*DIRECTIONS*: From the entries below, copy every line that holds the word "World".

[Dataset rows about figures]
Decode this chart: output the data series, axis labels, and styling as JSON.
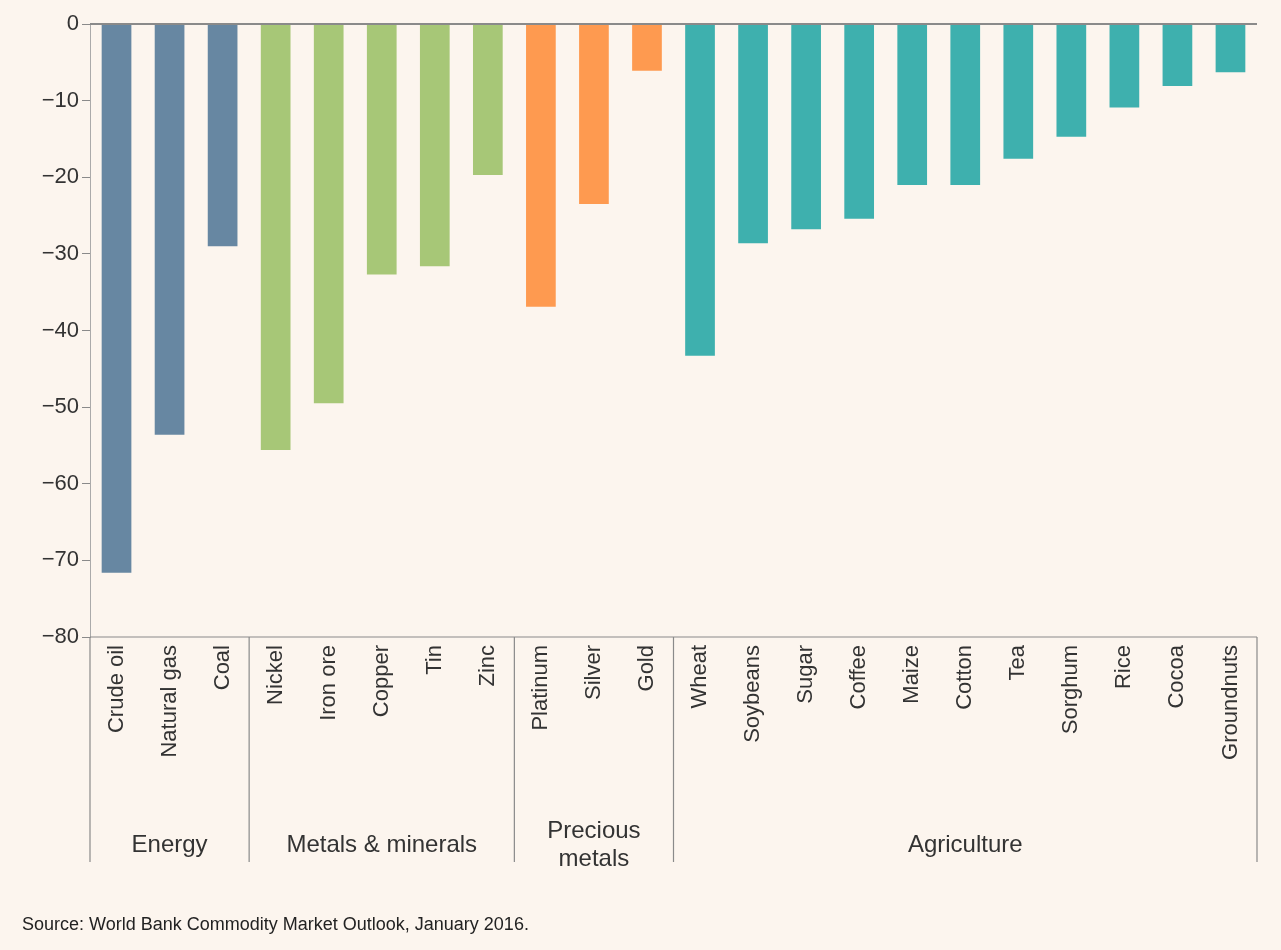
{
  "chart_data": {
    "type": "bar",
    "categories": [
      "Crude oil",
      "Natural gas",
      "Coal",
      "Nickel",
      "Iron ore",
      "Copper",
      "Tin",
      "Zinc",
      "Platinum",
      "Silver",
      "Gold",
      "Wheat",
      "Soybeans",
      "Sugar",
      "Coffee",
      "Maize",
      "Cotton",
      "Tea",
      "Sorghum",
      "Rice",
      "Cocoa",
      "Groundnuts"
    ],
    "values": [
      -71.6,
      -53.6,
      -29.0,
      -55.6,
      -49.5,
      -32.7,
      -31.6,
      -19.7,
      -36.9,
      -23.5,
      -6.1,
      -43.3,
      -28.6,
      -26.8,
      -25.4,
      -21.0,
      -21.0,
      -17.6,
      -14.7,
      -10.9,
      -8.1,
      -6.3
    ],
    "colors": [
      "#6787a2",
      "#6787a2",
      "#6787a2",
      "#a7c777",
      "#a7c777",
      "#a7c777",
      "#a7c777",
      "#a7c777",
      "#fe9a50",
      "#fe9a50",
      "#fe9a50",
      "#3eb0ae",
      "#3eb0ae",
      "#3eb0ae",
      "#3eb0ae",
      "#3eb0ae",
      "#3eb0ae",
      "#3eb0ae",
      "#3eb0ae",
      "#3eb0ae",
      "#3eb0ae",
      "#3eb0ae"
    ],
    "ylim": [
      -80,
      0
    ],
    "yticks": [
      -80,
      -70,
      -60,
      -50,
      -40,
      -30,
      -20,
      -10,
      0
    ],
    "annotations": [
      "Energy",
      "Metals & minerals",
      "Precious metals",
      "Agriculture",
      "Source: World Bank Commodity Market Outlook, January 2016."
    ]
  }
}
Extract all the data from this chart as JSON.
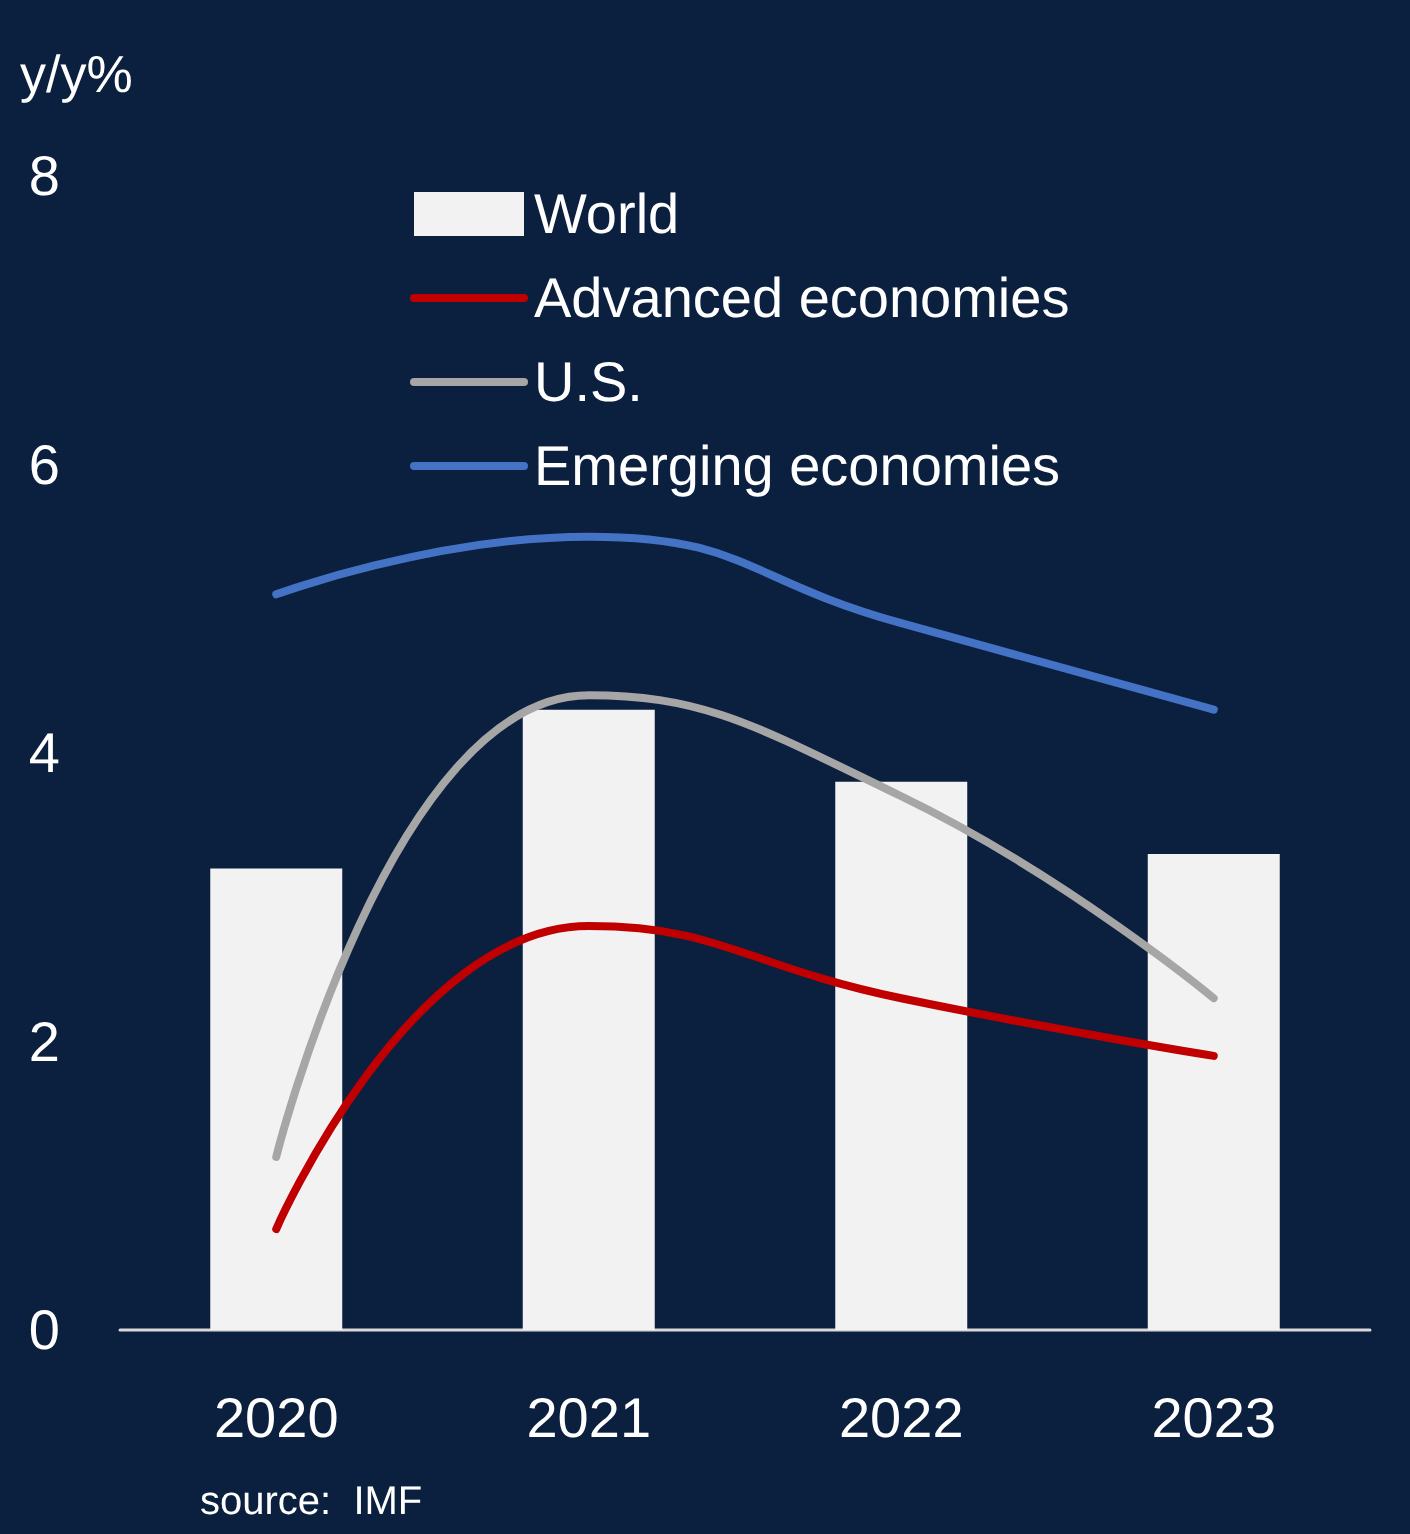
{
  "chart_data": {
    "type": "bar",
    "ylabel": "y/y%",
    "categories": [
      "2020",
      "2021",
      "2022",
      "2023"
    ],
    "series": [
      {
        "name": "World",
        "color": "#f2f2f2",
        "values": [
          3.2,
          4.3,
          3.8,
          3.3
        ]
      },
      {
        "name": "Advanced economies",
        "type": "line",
        "color": "#c00000",
        "values": [
          0.7,
          2.8,
          2.3,
          1.9
        ]
      },
      {
        "name": "U.S.",
        "type": "line",
        "color": "#a6a6a6",
        "values": [
          1.2,
          4.4,
          3.7,
          2.3
        ]
      },
      {
        "name": "Emerging economies",
        "type": "line",
        "color": "#4472c4",
        "values": [
          5.1,
          5.5,
          4.9,
          4.3
        ]
      }
    ],
    "ylim": [
      0,
      8
    ],
    "yticks": [
      0,
      2,
      4,
      6,
      8
    ],
    "grid": false,
    "legend": "top",
    "annotations": [
      "source:  IMF"
    ]
  }
}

*EXERCISE RESULT*:
      "Source: World Bank Commodity Market Outlook, January 2016."
        "name": "World",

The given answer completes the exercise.